*TASK DETAILS*:
Below is a block of records; return all of them exactly, but without the images.

*AVAILABLE RECORDS*:
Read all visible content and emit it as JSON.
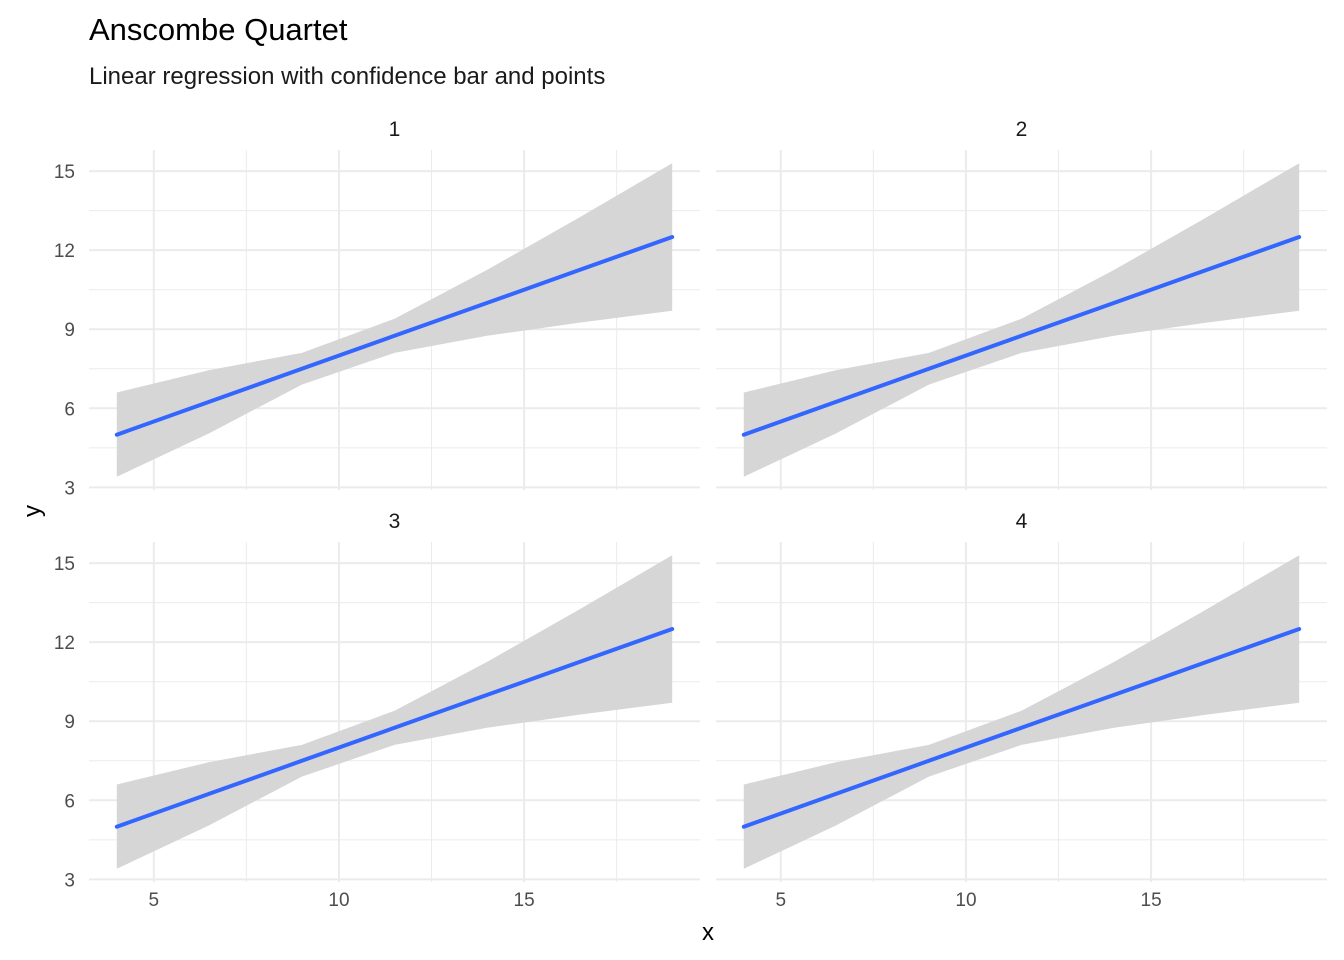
{
  "chart_data": {
    "type": "line",
    "title": "Anscombe Quartet",
    "subtitle": "Linear regression with confidence bar and points",
    "xlabel": "x",
    "ylabel": "y",
    "xlim": [
      3.25,
      19.75
    ],
    "ylim": [
      2.9,
      15.8
    ],
    "x_ticks": [
      5,
      10,
      15
    ],
    "y_ticks": [
      3,
      6,
      9,
      12,
      15
    ],
    "grid": true,
    "legend": "none",
    "colors": {
      "line": "#3366FF",
      "band": "#D6D6D6",
      "grid": "#EBEBEB"
    },
    "panels": [
      {
        "label": "1",
        "x": [
          4,
          6.5,
          9,
          11.5,
          14,
          16.5,
          19
        ],
        "fit": [
          5.0,
          6.25,
          7.5,
          8.75,
          10.0,
          11.25,
          12.5
        ],
        "ci_lower": [
          3.4,
          5.05,
          6.9,
          8.1,
          8.75,
          9.25,
          9.7
        ],
        "ci_upper": [
          6.6,
          7.45,
          8.1,
          9.4,
          11.25,
          13.25,
          15.3
        ]
      },
      {
        "label": "2",
        "x": [
          4,
          6.5,
          9,
          11.5,
          14,
          16.5,
          19
        ],
        "fit": [
          5.0,
          6.25,
          7.5,
          8.75,
          10.0,
          11.25,
          12.5
        ],
        "ci_lower": [
          3.4,
          5.05,
          6.9,
          8.1,
          8.75,
          9.25,
          9.7
        ],
        "ci_upper": [
          6.6,
          7.45,
          8.1,
          9.4,
          11.25,
          13.25,
          15.3
        ]
      },
      {
        "label": "3",
        "x": [
          4,
          6.5,
          9,
          11.5,
          14,
          16.5,
          19
        ],
        "fit": [
          5.0,
          6.25,
          7.5,
          8.75,
          10.0,
          11.25,
          12.5
        ],
        "ci_lower": [
          3.4,
          5.05,
          6.9,
          8.1,
          8.75,
          9.25,
          9.7
        ],
        "ci_upper": [
          6.6,
          7.45,
          8.1,
          9.4,
          11.25,
          13.25,
          15.3
        ]
      },
      {
        "label": "4",
        "x": [
          4,
          6.5,
          9,
          11.5,
          14,
          16.5,
          19
        ],
        "fit": [
          5.0,
          6.25,
          7.5,
          8.75,
          10.0,
          11.25,
          12.5
        ],
        "ci_lower": [
          3.4,
          5.05,
          6.9,
          8.1,
          8.75,
          9.25,
          9.7
        ],
        "ci_upper": [
          6.6,
          7.45,
          8.1,
          9.4,
          11.25,
          13.25,
          15.3
        ]
      }
    ]
  }
}
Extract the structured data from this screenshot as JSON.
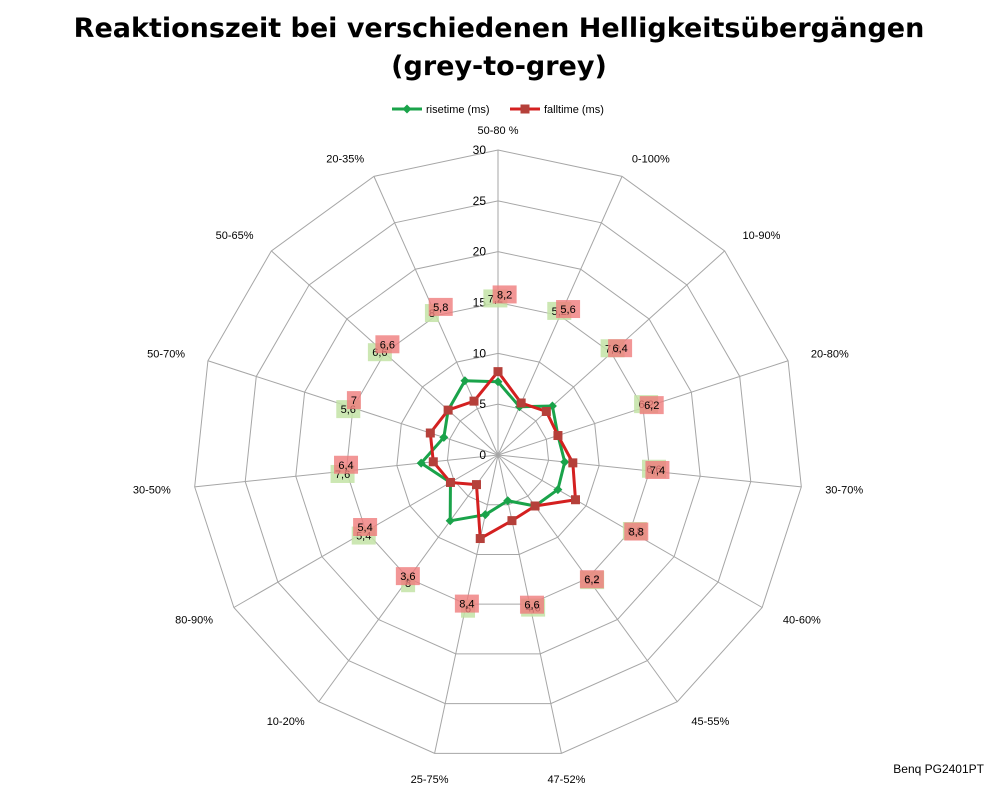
{
  "title_lines": [
    "Reaktionszeit bei verschiedenen Helligkeitsübergängen",
    "(grey-to-grey)"
  ],
  "source_note": "Benq PG2401PT",
  "colors": {
    "rise": "#1aa34a",
    "fall": "#d42020",
    "fall_marker": "#b5403a",
    "rise_label_bg": "#c3e3a6",
    "fall_label_bg": "#ef7c7c",
    "fall_label_bg_alt": "#e0664e",
    "grid": "#a6a6a6"
  },
  "chart_data": {
    "type": "radar",
    "title": "Reaktionszeit bei verschiedenen Helligkeitsübergängen (grey-to-grey)",
    "categories": [
      "50-80 %",
      "0-100%",
      "10-90%",
      "20-80%",
      "30-70%",
      "40-60%",
      "45-55%",
      "47-52%",
      "25-75%",
      "10-20%",
      "80-90%",
      "30-50%",
      "50-70%",
      "50-65%",
      "20-35%"
    ],
    "rlim": [
      0,
      30
    ],
    "ticks": [
      0,
      5,
      10,
      15,
      20,
      25,
      30
    ],
    "tick_labels": [
      "0",
      "5",
      "10",
      "15",
      "20",
      "25",
      "30"
    ],
    "grid": true,
    "legend_position": "top",
    "series": [
      {
        "name": "risetime (ms)",
        "values": [
          7.2,
          5.2,
          7.2,
          6.2,
          6.6,
          6.8,
          6.2,
          4.6,
          6,
          8,
          5.4,
          7.6,
          5.6,
          6.6,
          8
        ],
        "labels": [
          "7,2",
          "5,2",
          "7,2",
          "6,2",
          "6,6",
          "6,8",
          "6,2",
          "4,6",
          "6",
          "8",
          "5,4",
          "7,6",
          "5,6",
          "6,6",
          "8"
        ]
      },
      {
        "name": "falltime (ms)",
        "values": [
          8.2,
          5.6,
          6.4,
          6.2,
          7.4,
          8.8,
          6.2,
          6.6,
          8.4,
          3.6,
          5.4,
          6.4,
          7,
          6.6,
          5.8
        ],
        "labels": [
          "8,2",
          "5,6",
          "6,4",
          "6,2",
          "7,4",
          "8,8",
          "6,2",
          "6,6",
          "8,4",
          "3,6",
          "5,4",
          "6,4",
          "7",
          "6,6",
          "5,8"
        ]
      }
    ]
  }
}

*REPLY*:
Read all visible content and emit it as JSON.
{
  "chart_data": {
    "type": "line",
    "title": "Anscombe Quartet",
    "subtitle": "Linear regression with confidence bar and points",
    "xlabel": "x",
    "ylabel": "y",
    "xlim": [
      3.25,
      19.75
    ],
    "ylim": [
      2.9,
      15.8
    ],
    "x_ticks": [
      5,
      10,
      15
    ],
    "y_ticks": [
      3,
      6,
      9,
      12,
      15
    ],
    "grid": true,
    "legend": "none",
    "colors": {
      "line": "#3366FF",
      "band": "#D6D6D6",
      "grid": "#EBEBEB"
    },
    "panels": [
      {
        "label": "1",
        "x": [
          4,
          6.5,
          9,
          11.5,
          14,
          16.5,
          19
        ],
        "fit": [
          5.0,
          6.25,
          7.5,
          8.75,
          10.0,
          11.25,
          12.5
        ],
        "ci_lower": [
          3.4,
          5.05,
          6.9,
          8.1,
          8.75,
          9.25,
          9.7
        ],
        "ci_upper": [
          6.6,
          7.45,
          8.1,
          9.4,
          11.25,
          13.25,
          15.3
        ]
      },
      {
        "label": "2",
        "x": [
          4,
          6.5,
          9,
          11.5,
          14,
          16.5,
          19
        ],
        "fit": [
          5.0,
          6.25,
          7.5,
          8.75,
          10.0,
          11.25,
          12.5
        ],
        "ci_lower": [
          3.4,
          5.05,
          6.9,
          8.1,
          8.75,
          9.25,
          9.7
        ],
        "ci_upper": [
          6.6,
          7.45,
          8.1,
          9.4,
          11.25,
          13.25,
          15.3
        ]
      },
      {
        "label": "3",
        "x": [
          4,
          6.5,
          9,
          11.5,
          14,
          16.5,
          19
        ],
        "fit": [
          5.0,
          6.25,
          7.5,
          8.75,
          10.0,
          11.25,
          12.5
        ],
        "ci_lower": [
          3.4,
          5.05,
          6.9,
          8.1,
          8.75,
          9.25,
          9.7
        ],
        "ci_upper": [
          6.6,
          7.45,
          8.1,
          9.4,
          11.25,
          13.25,
          15.3
        ]
      },
      {
        "label": "4",
        "x": [
          4,
          6.5,
          9,
          11.5,
          14,
          16.5,
          19
        ],
        "fit": [
          5.0,
          6.25,
          7.5,
          8.75,
          10.0,
          11.25,
          12.5
        ],
        "ci_lower": [
          3.4,
          5.05,
          6.9,
          8.1,
          8.75,
          9.25,
          9.7
        ],
        "ci_upper": [
          6.6,
          7.45,
          8.1,
          9.4,
          11.25,
          13.25,
          15.3
        ]
      }
    ]
  }
}
Extract the structured data from this screenshot as JSON.
{
  "title_lines": [
    "Reaktionszeit bei verschiedenen Helligkeitsübergängen",
    "(grey-to-grey)"
  ],
  "source_note": "Benq PG2401PT",
  "colors": {
    "rise": "#1aa34a",
    "fall": "#d42020",
    "fall_marker": "#b5403a",
    "rise_label_bg": "#c3e3a6",
    "fall_label_bg": "#ef7c7c",
    "fall_label_bg_alt": "#e0664e",
    "grid": "#a6a6a6"
  },
  "chart_data": {
    "type": "radar",
    "title": "Reaktionszeit bei verschiedenen Helligkeitsübergängen (grey-to-grey)",
    "categories": [
      "50-80 %",
      "0-100%",
      "10-90%",
      "20-80%",
      "30-70%",
      "40-60%",
      "45-55%",
      "47-52%",
      "25-75%",
      "10-20%",
      "80-90%",
      "30-50%",
      "50-70%",
      "50-65%",
      "20-35%"
    ],
    "rlim": [
      0,
      30
    ],
    "ticks": [
      0,
      5,
      10,
      15,
      20,
      25,
      30
    ],
    "tick_labels": [
      "0",
      "5",
      "10",
      "15",
      "20",
      "25",
      "30"
    ],
    "grid": true,
    "legend_position": "top",
    "series": [
      {
        "name": "risetime (ms)",
        "values": [
          7.2,
          5.2,
          7.2,
          6.2,
          6.6,
          6.8,
          6.2,
          4.6,
          6,
          8,
          5.4,
          7.6,
          5.6,
          6.6,
          8
        ],
        "labels": [
          "7,2",
          "5,2",
          "7,2",
          "6,2",
          "6,6",
          "6,8",
          "6,2",
          "4,6",
          "6",
          "8",
          "5,4",
          "7,6",
          "5,6",
          "6,6",
          "8"
        ]
      },
      {
        "name": "falltime (ms)",
        "values": [
          8.2,
          5.6,
          6.4,
          6.2,
          7.4,
          8.8,
          6.2,
          6.6,
          8.4,
          3.6,
          5.4,
          6.4,
          7,
          6.6,
          5.8
        ],
        "labels": [
          "8,2",
          "5,6",
          "6,4",
          "6,2",
          "7,4",
          "8,8",
          "6,2",
          "6,6",
          "8,4",
          "3,6",
          "5,4",
          "6,4",
          "7",
          "6,6",
          "5,8"
        ]
      }
    ]
  }
}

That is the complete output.